**Task goal**
Among the entries that follow, count the lines with the word "following" and report the number by itself.

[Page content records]
= = = = = = =

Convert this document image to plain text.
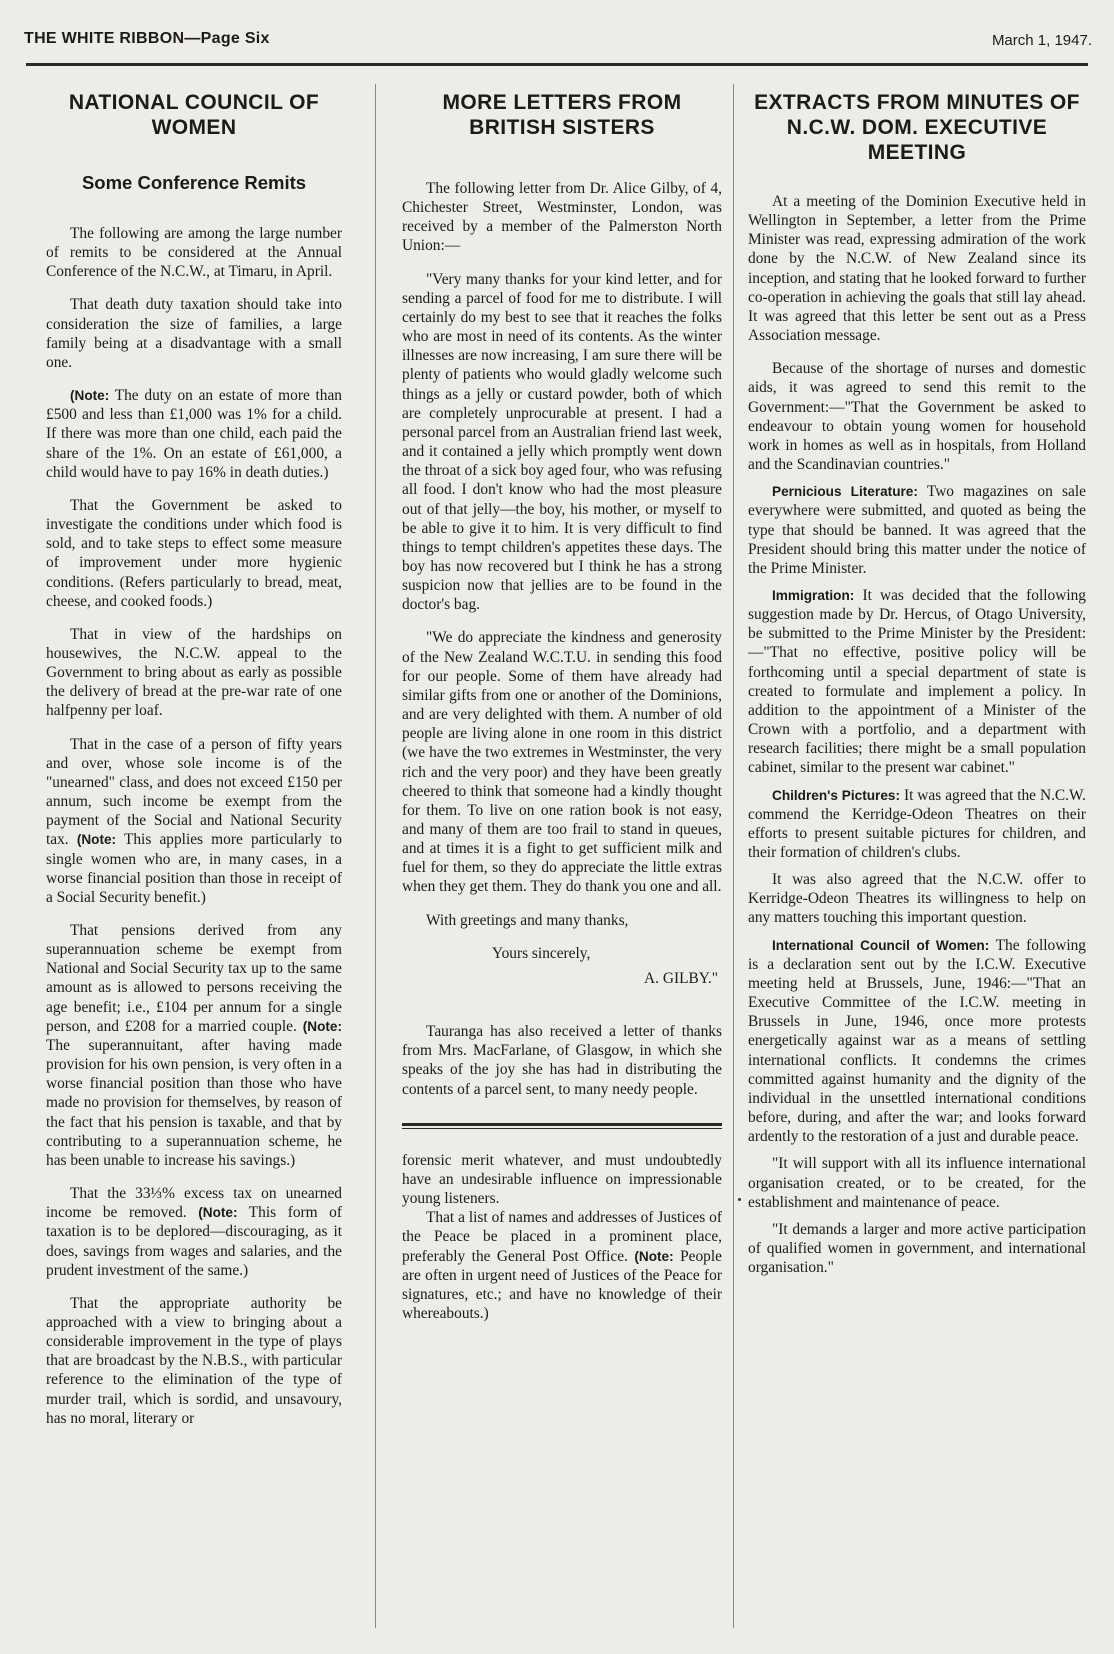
THE WHITE RIBBON—Page Six	March 1, 1947.
NATIONAL COUNCIL OF WOMEN
Some Conference Remits

The following are among the large number of remits to be considered at the Annual Conference of the N.C.W., at Timaru, in April.

That death duty taxation should take into consideration the size of families, a large family being at a disadvantage with a small one.

(Note: The duty on an estate of more than £500 and less than £1,000 was 1% for a child. If there was more than one child, each paid the share of the 1%. On an estate of £61,000, a child would have to pay 16% in death duties.)

That the Government be asked to investigate the conditions under which food is sold, and to take steps to effect some measure of improvement under more hygienic conditions. (Refers particularly to bread, meat, cheese, and cooked foods.)

That in view of the hardships on housewives, the N.C.W. appeal to the Government to bring about as early as possible the delivery of bread at the pre-war rate of one halfpenny per loaf.

That in the case of a person of fifty years and over, whose sole income is of the "unearned" class, and does not exceed £150 per annum, such income be exempt from the payment of the Social and National Security tax. (Note: This applies more particularly to single women who are, in many cases, in a worse financial position than those in receipt of a Social Security benefit.)

That pensions derived from any superannuation scheme be exempt from National and Social Security tax up to the same amount as is allowed to persons receiving the age benefit; i.e., £104 per annum for a single person, and £208 for a married couple. (Note: The superannuitant, after having made provision for his own pension, is very often in a worse financial position than those who have made no provision for themselves, by reason of the fact that his pension is taxable, and that by contributing to a superannuation scheme, he has been unable to increase his savings.)

That the 33⅓% excess tax on unearned income be removed. (Note: This form of taxation is to be deplored—discouraging, as it does, savings from wages and salaries, and the prudent investment of the same.)

That the appropriate authority be approached with a view to bringing about a considerable improvement in the type of plays that are broadcast by the N.B.S., with particular reference to the elimination of the type of murder trail, which is sordid, and unsavoury, has no moral, literary or

MORE LETTERS FROM BRITISH SISTERS

The following letter from Dr. Alice Gilby, of 4, Chichester Street, Westminster, London, was received by a member of the Palmerston North Union:—

"Very many thanks for your kind letter, and for sending a parcel of food for me to distribute. I will certainly do my best to see that it reaches the folks who are most in need of its contents. As the winter illnesses are now increasing, I am sure there will be plenty of patients who would gladly welcome such things as a jelly or custard powder, both of which are completely unprocurable at present. I had a personal parcel from an Australian friend last week, and it contained a jelly which promptly went down the throat of a sick boy aged four, who was refusing all food. I don't know who had the most pleasure out of that jelly—the boy, his mother, or myself to be able to give it to him. It is very difficult to find things to tempt children's appetites these days. The boy has now recovered but I think he has a strong suspicion now that jellies are to be found in the doctor's bag.

"We do appreciate the kindness and generosity of the New Zealand W.C.T.U. in sending this food for our people. Some of them have already had similar gifts from one or another of the Dominions, and are very delighted with them. A number of old people are living alone in one room in this district (we have the two extremes in Westminster, the very rich and the very poor) and they have been greatly cheered to think that someone had a kindly thought for them. To live on one ration book is not easy, and many of them are too frail to stand in queues, and at times it is a fight to get sufficient milk and fuel for them, so they do appreciate the little extras when they get them. They do thank you one and all.

With greetings and many thanks,

Yours sincerely,

A. GILBY."

Tauranga has also received a letter of thanks from Mrs. MacFarlane, of Glasgow, in which she speaks of the joy she has had in distributing the contents of a parcel sent, to many needy people.

forensic merit whatever, and must undoubtedly have an undesirable influence on impressionable young listeners.

That a list of names and addresses of Justices of the Peace be placed in a prominent place, preferably the General Post Office. (Note: People are often in urgent need of Justices of the Peace for signatures, etc.; and have no knowledge of their whereabouts.)

EXTRACTS FROM MINUTES OF N.C.W. DOM. EXECUTIVE MEETING

At a meeting of the Dominion Executive held in Wellington in September, a letter from the Prime Minister was read, expressing admiration of the work done by the N.C.W. of New Zealand since its inception, and stating that he looked forward to further co-operation in achieving the goals that still lay ahead. It was agreed that this letter be sent out as a Press Association message.

Because of the shortage of nurses and domestic aids, it was agreed to send this remit to the Government:—"That the Government be asked to endeavour to obtain young women for household work in homes as well as in hospitals, from Holland and the Scandinavian countries."

Pernicious Literature: Two magazines on sale everywhere were submitted, and quoted as being the type that should be banned. It was agreed that the President should bring this matter under the notice of the Prime Minister.

Immigration: It was decided that the following suggestion made by Dr. Hercus, of Otago University, be submitted to the Prime Minister by the President:—"That no effective, positive policy will be forthcoming until a special department of state is created to formulate and implement a policy. In addition to the appointment of a Minister of the Crown with a portfolio, and a department with research facilities; there might be a small population cabinet, similar to the present war cabinet."

Children's Pictures: It was agreed that the N.C.W. commend the Kerridge-Odeon Theatres on their efforts to present suitable pictures for children, and their formation of children's clubs.

It was also agreed that the N.C.W. offer to Kerridge-Odeon Theatres its willingness to help on any matters touching this important question.

International Council of Women: The following is a declaration sent out by the I.C.W. Executive meeting held at Brussels, June, 1946:—"That an Executive Committee of the I.C.W. meeting in Brussels in June, 1946, once more protests energetically against war as a means of settling international conflicts. It condemns the crimes committed against humanity and the dignity of the individual in the unsettled international conditions before, during, and after the war; and looks forward ardently to the restoration of a just and durable peace.

"It will support with all its influence international organisation created, or to be created, for the establishment and maintenance of peace.

"It demands a larger and more active participation of qualified women in government, and international organisation."
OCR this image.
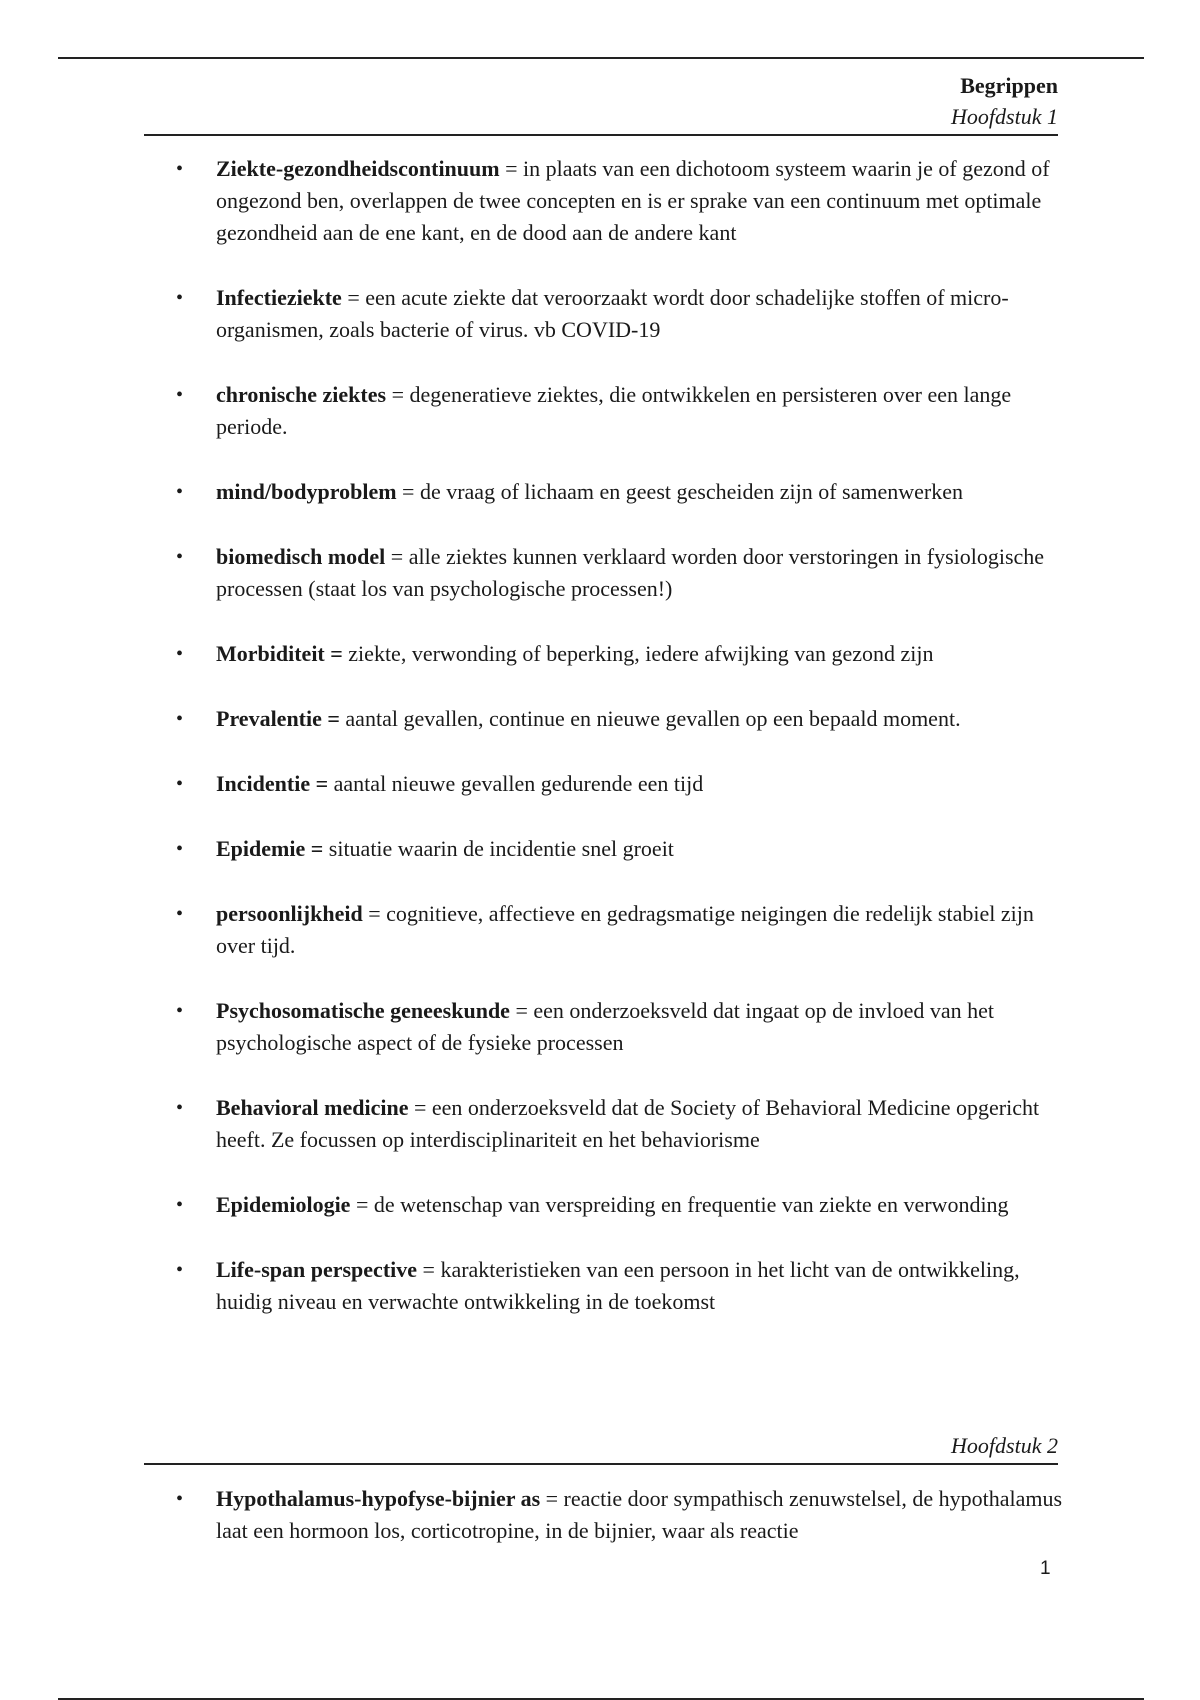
Begrippen
Hoofdstuk 1
• Ziekte-gezondheidscontinuum = in plaats van een dichotoom systeem waarin je of gezond of ongezond ben, overlappen de twee concepten en is er sprake van een continuum met optimale gezondheid aan de ene kant, en de dood aan de andere kant
• Infectieziekte = een acute ziekte dat veroorzaakt wordt door schadelijke stoffen of micro-organismen, zoals bacterie of virus. vb COVID-19
• chronische ziektes = degeneratieve ziektes, die ontwikkelen en persisteren over een lange periode.
• mind/bodyproblem = de vraag of lichaam en geest gescheiden zijn of samenwerken
• biomedisch model = alle ziektes kunnen verklaard worden door verstoringen in fysiologische processen (staat los van psychologische processen!)
• Morbiditeit = ziekte, verwonding of beperking, iedere afwijking van gezond zijn
• Prevalentie = aantal gevallen, continue en nieuwe gevallen op een bepaald moment.
• Incidentie = aantal nieuwe gevallen gedurende een tijd
• Epidemie = situatie waarin de incidentie snel groeit
• persoonlijkheid = cognitieve, affectieve en gedragsmatige neigingen die redelijk stabiel zijn over tijd.
• Psychosomatische geneeskunde = een onderzoeksveld dat ingaat op de invloed van het psychologische aspect of de fysieke processen
• Behavioral medicine = een onderzoeksveld dat de Society of Behavioral Medicine opgericht heeft. Ze focussen op interdisciplinariteit en het behaviorisme
• Epidemiologie = de wetenschap van verspreiding en frequentie van ziekte en verwonding
• Life-span perspective = karakteristieken van een persoon in het licht van de ontwikkeling, huidig niveau en verwachte ontwikkeling in de toekomst
Hoofdstuk 2
• Hypothalamus-hypofyse-bijnier as = reactie door sympathisch zenuwstelsel, de hypothalamus laat een hormoon los, corticotropine, in de bijnier, waar als reactie
1
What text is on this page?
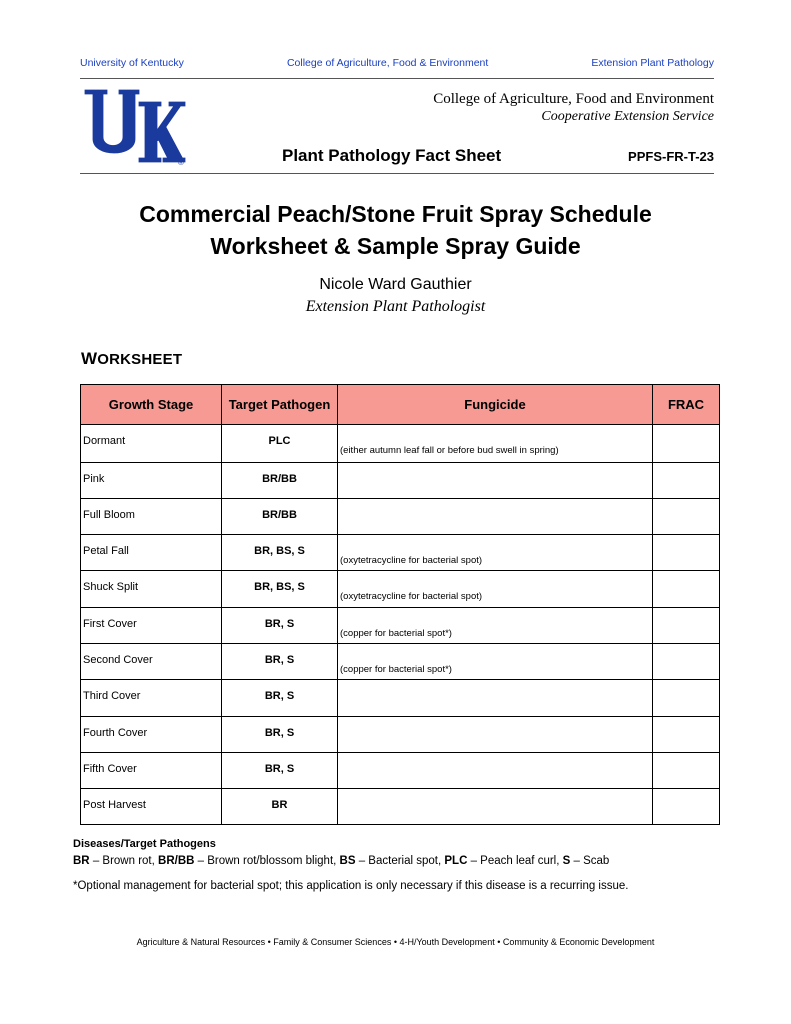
University of Kentucky	College of Agriculture, Food & Environment	Extension Plant Pathology
®
College of Agriculture, Food and Environment
Cooperative Extension Service
Plant Pathology Fact Sheet	PPFS-FR-T-23
Commercial Peach/Stone Fruit Spray Schedule
Worksheet & Sample Spray Guide
Nicole Ward Gauthier
Extension Plant Pathologist
WORKSHEET
Growth Stage	Target Pathogen	Fungicide	FRAC
Dormant	PLC	(either autumn leaf fall or before bud swell in spring)	

Pink	BR/BB	

Full Bloom	BR/BB	

Petal Fall	BR, BS, S	(oxytetracycline for bacterial spot)	

Shuck Split	BR, BS, S	(oxytetracycline for bacterial spot)	

First Cover	BR, S	(copper for bacterial spot*)	

Second Cover	BR, S	(copper for bacterial spot*)	

Third Cover	BR, S	

Fourth Cover	BR, S	

Fifth Cover	BR, S	

Post Harvest	BR	

Diseases/Target Pathogens
BR – Brown rot, BR/BB – Brown rot/blossom blight, BS – Bacterial spot, PLC – Peach leaf curl, S – Scab
*Optional management for bacterial spot; this application is only necessary if this disease is a recurring issue.
Agriculture & Natural Resources • Family & Consumer Sciences • 4-H/Youth Development • Community & Economic Development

= = = = = = =

**Answer to this exercise**
4